begin PROVIDED RECORDS

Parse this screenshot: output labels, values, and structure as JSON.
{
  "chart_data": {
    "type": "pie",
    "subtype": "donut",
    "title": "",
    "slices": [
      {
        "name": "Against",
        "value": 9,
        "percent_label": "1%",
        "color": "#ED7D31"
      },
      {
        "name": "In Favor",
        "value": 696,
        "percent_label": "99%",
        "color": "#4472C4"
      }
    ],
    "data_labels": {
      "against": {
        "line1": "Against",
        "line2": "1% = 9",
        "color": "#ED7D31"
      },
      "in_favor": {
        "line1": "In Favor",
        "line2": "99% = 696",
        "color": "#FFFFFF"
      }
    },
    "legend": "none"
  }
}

end PROVIDED RECORDS
begin PROVIDED RECORDS

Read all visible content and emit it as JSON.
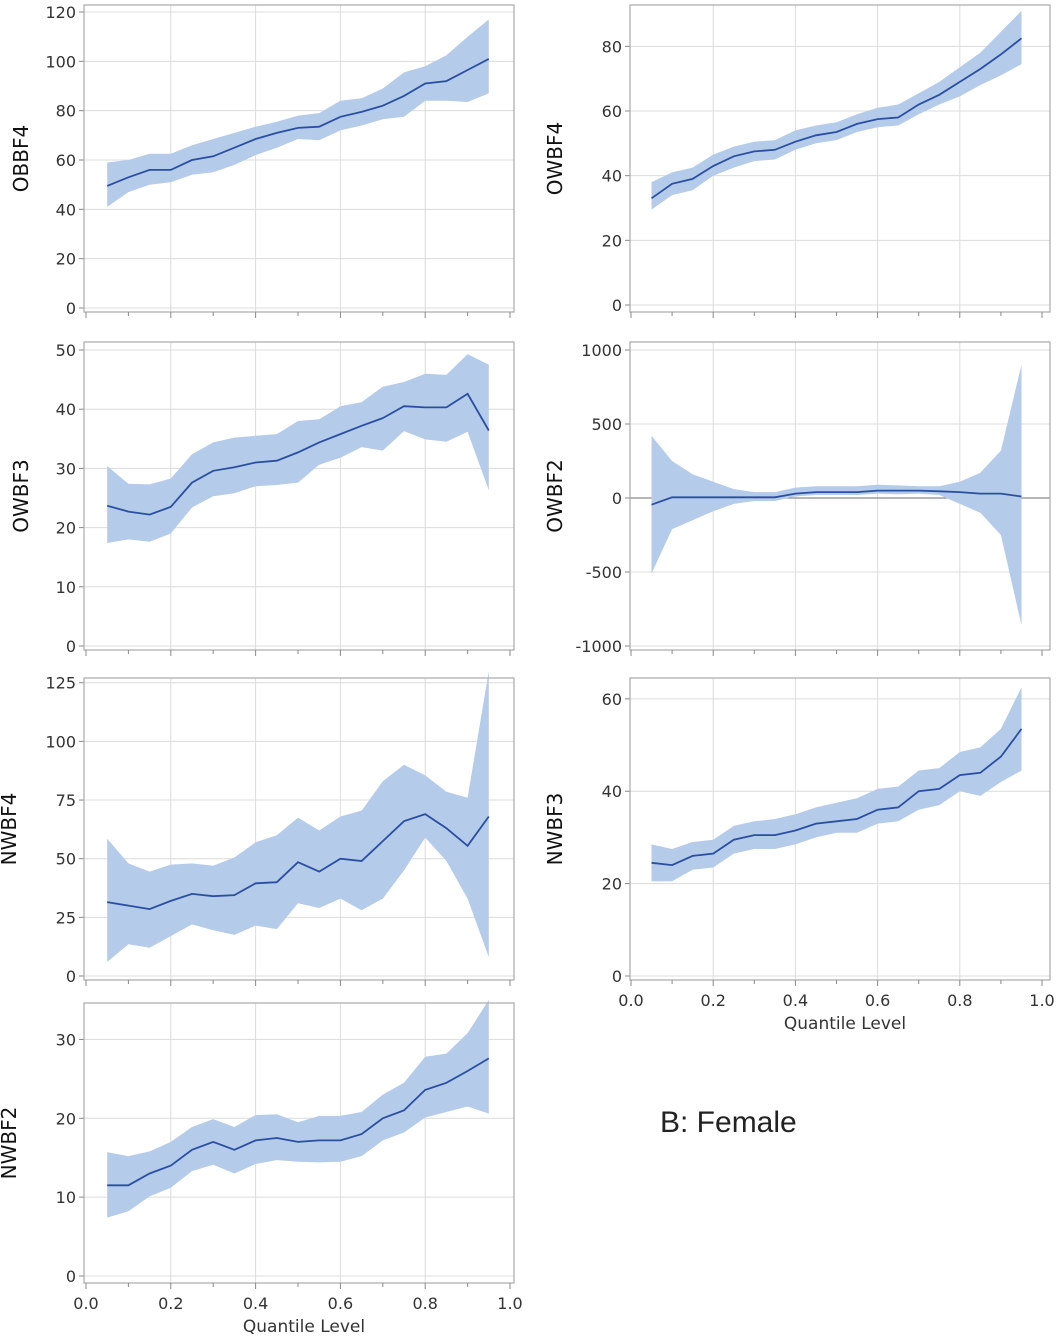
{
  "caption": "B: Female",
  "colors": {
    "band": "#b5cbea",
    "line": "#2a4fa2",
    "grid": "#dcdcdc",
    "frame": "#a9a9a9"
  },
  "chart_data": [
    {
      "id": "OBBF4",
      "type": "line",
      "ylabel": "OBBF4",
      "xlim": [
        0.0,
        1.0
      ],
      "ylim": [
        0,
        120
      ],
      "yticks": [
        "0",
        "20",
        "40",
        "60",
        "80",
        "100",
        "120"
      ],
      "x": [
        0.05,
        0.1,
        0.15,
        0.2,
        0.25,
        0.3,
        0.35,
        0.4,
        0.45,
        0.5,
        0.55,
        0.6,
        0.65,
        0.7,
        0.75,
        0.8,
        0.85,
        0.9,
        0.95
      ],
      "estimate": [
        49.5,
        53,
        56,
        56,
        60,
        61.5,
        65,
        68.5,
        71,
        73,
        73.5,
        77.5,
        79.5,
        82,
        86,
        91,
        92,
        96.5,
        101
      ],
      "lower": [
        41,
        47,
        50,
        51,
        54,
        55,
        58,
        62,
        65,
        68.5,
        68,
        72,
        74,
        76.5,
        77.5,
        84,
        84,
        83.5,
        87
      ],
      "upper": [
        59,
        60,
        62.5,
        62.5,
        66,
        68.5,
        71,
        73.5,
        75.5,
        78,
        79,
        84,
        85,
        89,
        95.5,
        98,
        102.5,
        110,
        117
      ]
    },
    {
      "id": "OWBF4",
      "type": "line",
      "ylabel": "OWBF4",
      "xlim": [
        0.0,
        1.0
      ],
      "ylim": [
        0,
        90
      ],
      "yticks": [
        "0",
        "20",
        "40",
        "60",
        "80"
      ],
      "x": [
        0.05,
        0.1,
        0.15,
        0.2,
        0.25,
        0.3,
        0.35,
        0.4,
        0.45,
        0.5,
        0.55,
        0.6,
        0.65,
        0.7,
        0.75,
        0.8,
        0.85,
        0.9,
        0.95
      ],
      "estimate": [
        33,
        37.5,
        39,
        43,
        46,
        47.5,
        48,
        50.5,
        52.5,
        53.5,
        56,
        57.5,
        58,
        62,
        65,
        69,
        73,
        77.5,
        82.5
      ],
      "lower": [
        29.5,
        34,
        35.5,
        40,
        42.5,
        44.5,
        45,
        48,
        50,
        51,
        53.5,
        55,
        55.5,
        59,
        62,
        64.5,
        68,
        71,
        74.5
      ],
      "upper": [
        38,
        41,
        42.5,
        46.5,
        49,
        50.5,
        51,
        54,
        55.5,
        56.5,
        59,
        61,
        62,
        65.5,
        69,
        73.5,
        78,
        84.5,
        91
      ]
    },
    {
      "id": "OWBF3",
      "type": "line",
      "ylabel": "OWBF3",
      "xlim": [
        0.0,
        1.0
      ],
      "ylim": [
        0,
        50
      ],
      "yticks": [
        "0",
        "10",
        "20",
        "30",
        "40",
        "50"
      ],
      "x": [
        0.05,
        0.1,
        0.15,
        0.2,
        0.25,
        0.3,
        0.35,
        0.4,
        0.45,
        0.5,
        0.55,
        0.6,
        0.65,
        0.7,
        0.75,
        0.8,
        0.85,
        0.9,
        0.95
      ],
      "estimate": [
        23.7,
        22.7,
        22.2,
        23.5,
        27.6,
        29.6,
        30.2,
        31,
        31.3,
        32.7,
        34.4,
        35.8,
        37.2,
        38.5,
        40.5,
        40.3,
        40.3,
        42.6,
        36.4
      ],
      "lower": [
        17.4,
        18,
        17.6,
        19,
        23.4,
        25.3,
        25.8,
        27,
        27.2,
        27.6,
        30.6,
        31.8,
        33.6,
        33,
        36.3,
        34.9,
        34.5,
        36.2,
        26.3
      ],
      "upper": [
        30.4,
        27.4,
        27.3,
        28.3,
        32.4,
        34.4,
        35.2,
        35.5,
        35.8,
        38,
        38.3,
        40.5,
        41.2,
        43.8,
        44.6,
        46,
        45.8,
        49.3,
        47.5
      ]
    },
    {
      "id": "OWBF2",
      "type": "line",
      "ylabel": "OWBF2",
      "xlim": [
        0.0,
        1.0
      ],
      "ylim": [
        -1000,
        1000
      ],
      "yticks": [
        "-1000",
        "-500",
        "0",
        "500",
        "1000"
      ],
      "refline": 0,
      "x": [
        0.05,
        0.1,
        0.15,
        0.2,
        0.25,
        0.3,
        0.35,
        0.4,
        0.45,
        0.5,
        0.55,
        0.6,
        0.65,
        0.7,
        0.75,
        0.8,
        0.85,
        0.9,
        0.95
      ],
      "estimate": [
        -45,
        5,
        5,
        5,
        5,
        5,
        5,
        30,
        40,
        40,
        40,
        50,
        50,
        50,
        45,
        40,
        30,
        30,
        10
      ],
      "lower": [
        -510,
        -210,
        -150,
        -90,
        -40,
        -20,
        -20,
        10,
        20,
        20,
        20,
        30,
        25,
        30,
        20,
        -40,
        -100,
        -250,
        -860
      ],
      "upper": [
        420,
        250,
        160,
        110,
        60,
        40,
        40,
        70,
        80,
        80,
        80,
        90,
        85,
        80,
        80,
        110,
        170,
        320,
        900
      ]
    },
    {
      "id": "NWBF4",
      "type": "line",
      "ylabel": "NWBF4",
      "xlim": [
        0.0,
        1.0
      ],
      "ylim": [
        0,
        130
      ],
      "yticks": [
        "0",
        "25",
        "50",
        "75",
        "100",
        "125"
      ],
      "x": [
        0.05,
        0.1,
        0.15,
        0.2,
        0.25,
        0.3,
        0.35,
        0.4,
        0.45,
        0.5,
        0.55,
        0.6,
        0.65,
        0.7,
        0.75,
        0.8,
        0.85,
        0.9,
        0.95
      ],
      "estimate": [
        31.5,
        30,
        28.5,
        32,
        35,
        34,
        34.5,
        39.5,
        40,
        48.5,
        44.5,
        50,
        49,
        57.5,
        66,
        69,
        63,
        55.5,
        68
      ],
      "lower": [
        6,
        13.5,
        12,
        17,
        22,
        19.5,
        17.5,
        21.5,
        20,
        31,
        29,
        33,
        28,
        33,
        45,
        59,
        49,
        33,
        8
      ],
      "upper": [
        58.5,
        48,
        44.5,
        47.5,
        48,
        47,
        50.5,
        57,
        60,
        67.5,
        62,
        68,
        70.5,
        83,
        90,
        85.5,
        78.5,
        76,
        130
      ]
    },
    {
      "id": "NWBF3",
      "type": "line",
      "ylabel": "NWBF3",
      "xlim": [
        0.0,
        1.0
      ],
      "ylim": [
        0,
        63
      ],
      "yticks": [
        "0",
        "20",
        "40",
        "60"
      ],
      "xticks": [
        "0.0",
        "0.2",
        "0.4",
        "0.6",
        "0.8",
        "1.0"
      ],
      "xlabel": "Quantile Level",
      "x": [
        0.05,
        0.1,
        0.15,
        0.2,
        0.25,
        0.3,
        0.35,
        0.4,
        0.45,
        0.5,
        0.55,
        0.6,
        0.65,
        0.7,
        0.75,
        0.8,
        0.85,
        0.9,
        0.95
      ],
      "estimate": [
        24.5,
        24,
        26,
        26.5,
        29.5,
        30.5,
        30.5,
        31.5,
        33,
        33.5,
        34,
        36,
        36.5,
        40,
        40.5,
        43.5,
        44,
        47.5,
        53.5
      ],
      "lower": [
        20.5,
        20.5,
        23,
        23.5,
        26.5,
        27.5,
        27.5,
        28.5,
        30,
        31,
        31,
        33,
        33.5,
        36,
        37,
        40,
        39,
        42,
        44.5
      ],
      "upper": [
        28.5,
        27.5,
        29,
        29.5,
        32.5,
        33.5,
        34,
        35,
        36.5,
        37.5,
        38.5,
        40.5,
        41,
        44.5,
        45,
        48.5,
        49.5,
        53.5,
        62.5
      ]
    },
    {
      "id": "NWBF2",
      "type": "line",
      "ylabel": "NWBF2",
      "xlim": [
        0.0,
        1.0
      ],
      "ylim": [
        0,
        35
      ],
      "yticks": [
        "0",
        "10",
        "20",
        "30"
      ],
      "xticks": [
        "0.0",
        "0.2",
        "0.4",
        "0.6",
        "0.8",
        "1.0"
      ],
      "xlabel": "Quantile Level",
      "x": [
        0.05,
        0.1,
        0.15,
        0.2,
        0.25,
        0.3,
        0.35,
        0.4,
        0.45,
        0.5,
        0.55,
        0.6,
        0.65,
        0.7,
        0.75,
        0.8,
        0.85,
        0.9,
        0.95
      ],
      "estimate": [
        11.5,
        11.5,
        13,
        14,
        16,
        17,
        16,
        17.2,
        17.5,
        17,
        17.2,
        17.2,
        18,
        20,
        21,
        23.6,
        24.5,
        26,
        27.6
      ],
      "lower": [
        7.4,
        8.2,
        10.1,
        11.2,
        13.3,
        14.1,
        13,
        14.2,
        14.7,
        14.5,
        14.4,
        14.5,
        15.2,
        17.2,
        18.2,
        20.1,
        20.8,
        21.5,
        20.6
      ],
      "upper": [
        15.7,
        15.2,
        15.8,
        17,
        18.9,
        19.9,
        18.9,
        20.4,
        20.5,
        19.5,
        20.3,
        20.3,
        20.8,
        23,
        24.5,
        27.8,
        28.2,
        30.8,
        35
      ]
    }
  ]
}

end PROVIDED RECORDS

> **TASK TO COMPLETE**
Of the lines in the listing, how many hold the word "ylabel"? Nothing but the number is needed.

> **CORRECT ANSWER**
7